EXTRACTED MATERIAL:
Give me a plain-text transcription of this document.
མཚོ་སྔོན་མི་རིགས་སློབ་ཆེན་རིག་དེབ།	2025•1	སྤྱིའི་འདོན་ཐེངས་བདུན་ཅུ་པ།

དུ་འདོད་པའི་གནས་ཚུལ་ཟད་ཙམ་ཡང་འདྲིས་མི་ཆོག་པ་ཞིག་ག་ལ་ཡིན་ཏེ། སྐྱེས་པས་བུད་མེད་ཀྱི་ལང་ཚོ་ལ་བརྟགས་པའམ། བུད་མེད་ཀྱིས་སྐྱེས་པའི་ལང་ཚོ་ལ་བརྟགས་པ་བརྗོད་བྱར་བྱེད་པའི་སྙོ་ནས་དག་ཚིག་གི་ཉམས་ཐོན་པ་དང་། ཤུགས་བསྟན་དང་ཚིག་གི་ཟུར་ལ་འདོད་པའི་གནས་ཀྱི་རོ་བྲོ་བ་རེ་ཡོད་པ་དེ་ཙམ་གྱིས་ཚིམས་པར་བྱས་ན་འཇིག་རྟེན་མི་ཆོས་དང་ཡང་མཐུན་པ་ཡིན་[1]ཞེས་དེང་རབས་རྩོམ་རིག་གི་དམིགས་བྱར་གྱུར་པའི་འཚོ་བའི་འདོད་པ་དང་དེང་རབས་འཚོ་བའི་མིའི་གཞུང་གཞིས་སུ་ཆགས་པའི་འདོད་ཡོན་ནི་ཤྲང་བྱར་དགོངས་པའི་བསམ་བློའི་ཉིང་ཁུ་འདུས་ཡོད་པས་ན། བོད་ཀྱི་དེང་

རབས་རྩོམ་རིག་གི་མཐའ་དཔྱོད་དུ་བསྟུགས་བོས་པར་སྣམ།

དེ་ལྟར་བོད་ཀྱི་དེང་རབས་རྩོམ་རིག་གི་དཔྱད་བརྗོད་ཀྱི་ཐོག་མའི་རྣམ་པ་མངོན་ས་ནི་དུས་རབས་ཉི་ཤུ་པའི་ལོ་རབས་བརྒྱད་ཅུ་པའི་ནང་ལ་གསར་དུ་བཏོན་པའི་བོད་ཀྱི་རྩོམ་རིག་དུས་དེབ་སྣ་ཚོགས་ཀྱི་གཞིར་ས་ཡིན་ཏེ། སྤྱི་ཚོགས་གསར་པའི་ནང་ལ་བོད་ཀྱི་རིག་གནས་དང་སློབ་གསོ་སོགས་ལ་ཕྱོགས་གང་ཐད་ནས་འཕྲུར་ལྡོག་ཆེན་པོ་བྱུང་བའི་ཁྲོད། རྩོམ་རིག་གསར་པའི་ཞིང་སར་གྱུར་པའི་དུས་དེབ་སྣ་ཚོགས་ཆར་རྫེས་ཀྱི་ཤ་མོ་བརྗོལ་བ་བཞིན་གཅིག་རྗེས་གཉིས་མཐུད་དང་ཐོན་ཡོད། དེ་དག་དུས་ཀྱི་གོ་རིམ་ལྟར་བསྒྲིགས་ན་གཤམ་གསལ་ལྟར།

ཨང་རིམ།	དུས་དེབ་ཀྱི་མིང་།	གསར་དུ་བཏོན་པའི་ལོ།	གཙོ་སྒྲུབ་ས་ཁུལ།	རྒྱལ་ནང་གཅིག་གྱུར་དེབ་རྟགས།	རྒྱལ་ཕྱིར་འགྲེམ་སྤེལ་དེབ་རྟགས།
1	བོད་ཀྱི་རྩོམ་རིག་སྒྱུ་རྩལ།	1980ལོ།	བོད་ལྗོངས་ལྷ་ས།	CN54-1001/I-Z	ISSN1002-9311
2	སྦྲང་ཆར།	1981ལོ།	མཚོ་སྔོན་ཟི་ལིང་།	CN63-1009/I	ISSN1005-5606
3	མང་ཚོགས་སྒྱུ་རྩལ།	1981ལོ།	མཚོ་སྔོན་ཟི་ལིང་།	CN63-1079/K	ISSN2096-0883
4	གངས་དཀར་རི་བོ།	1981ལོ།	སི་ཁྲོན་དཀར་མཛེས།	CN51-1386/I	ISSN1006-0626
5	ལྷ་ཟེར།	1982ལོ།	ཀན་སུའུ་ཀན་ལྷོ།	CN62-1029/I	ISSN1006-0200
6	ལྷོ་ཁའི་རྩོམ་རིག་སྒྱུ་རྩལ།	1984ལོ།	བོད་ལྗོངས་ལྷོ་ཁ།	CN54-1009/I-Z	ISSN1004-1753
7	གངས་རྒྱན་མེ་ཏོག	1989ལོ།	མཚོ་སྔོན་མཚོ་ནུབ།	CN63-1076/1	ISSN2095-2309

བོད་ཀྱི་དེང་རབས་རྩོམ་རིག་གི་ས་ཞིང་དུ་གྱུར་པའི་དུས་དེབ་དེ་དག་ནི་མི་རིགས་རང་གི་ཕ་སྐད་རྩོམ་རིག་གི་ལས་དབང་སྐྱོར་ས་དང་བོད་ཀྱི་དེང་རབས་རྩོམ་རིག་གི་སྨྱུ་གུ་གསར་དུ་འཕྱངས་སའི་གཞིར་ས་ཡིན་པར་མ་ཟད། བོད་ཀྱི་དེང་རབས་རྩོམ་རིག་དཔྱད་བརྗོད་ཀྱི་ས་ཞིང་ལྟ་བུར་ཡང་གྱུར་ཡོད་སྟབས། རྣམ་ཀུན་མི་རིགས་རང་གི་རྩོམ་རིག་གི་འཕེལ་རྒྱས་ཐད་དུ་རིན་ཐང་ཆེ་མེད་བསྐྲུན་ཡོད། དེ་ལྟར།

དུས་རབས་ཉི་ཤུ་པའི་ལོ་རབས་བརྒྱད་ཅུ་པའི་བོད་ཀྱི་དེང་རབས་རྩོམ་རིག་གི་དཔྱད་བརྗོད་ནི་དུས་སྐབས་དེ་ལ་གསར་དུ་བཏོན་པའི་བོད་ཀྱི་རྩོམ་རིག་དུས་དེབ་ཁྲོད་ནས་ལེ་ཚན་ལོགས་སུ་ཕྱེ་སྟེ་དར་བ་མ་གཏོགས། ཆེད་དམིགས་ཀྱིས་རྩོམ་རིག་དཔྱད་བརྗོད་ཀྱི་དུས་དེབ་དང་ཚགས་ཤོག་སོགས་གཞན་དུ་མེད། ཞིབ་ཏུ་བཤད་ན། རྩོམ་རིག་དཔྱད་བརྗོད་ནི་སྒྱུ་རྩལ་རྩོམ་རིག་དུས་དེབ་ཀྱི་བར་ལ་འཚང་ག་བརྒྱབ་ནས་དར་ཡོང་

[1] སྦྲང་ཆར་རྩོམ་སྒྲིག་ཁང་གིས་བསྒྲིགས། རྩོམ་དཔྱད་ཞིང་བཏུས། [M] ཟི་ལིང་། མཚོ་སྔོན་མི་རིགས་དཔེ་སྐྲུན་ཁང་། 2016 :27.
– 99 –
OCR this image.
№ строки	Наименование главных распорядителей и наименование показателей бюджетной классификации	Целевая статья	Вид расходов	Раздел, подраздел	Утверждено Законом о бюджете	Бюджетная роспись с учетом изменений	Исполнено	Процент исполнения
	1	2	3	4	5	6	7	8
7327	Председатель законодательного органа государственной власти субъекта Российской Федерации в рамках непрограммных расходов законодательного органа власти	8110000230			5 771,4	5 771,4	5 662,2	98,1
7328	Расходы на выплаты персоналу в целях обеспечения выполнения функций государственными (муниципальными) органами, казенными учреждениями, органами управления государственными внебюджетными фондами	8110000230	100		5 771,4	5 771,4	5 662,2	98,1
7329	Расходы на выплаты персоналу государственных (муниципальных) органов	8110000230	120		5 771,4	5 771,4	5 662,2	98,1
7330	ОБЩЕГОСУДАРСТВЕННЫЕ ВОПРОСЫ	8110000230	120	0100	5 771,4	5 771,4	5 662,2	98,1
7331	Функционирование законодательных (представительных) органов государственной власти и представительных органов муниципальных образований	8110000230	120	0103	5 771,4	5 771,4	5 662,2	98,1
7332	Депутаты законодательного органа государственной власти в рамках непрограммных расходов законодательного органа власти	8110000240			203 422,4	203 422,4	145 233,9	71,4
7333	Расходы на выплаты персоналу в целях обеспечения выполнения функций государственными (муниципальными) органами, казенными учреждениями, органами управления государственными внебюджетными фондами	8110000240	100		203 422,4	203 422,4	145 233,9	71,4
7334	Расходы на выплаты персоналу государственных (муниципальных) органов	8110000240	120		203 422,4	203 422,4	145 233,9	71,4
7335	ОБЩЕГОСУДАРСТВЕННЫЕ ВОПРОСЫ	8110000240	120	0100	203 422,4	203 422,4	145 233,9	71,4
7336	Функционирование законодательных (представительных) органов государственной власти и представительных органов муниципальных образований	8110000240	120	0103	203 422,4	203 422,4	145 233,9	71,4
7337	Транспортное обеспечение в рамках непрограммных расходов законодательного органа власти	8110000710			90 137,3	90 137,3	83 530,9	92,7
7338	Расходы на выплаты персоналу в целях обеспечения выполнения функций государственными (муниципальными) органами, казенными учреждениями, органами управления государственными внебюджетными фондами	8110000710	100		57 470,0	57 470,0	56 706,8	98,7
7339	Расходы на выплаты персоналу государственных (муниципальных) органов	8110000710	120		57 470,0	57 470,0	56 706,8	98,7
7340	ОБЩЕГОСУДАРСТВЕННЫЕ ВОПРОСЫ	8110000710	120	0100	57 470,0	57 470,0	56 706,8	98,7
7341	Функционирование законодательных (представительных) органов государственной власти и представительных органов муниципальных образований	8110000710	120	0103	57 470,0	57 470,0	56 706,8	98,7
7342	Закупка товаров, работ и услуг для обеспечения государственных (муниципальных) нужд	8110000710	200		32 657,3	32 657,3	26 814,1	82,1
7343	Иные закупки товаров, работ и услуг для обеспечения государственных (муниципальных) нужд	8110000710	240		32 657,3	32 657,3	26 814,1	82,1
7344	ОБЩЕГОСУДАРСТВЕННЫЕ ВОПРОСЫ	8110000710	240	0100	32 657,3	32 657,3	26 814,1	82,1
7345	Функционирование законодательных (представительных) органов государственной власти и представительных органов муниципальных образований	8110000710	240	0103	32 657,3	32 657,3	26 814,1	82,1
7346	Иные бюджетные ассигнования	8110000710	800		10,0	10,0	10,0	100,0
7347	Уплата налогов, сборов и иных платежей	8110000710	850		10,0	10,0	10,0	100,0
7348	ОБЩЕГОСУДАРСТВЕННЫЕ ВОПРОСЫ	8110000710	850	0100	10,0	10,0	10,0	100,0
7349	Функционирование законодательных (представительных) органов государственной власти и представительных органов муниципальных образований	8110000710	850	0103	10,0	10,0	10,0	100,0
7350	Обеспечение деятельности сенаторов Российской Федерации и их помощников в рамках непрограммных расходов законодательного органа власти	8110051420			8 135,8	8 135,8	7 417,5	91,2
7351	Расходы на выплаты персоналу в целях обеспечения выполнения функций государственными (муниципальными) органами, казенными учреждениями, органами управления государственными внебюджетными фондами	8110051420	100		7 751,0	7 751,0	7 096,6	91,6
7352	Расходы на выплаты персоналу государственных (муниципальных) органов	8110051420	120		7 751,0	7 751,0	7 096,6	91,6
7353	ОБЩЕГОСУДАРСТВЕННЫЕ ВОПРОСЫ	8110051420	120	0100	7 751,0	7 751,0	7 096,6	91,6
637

WHAT YOU SHOULD DO: Check each line in the listing above for the string "услуг", then report how many lines contain it, with no other text.

COMPLETE RESPONSE: 2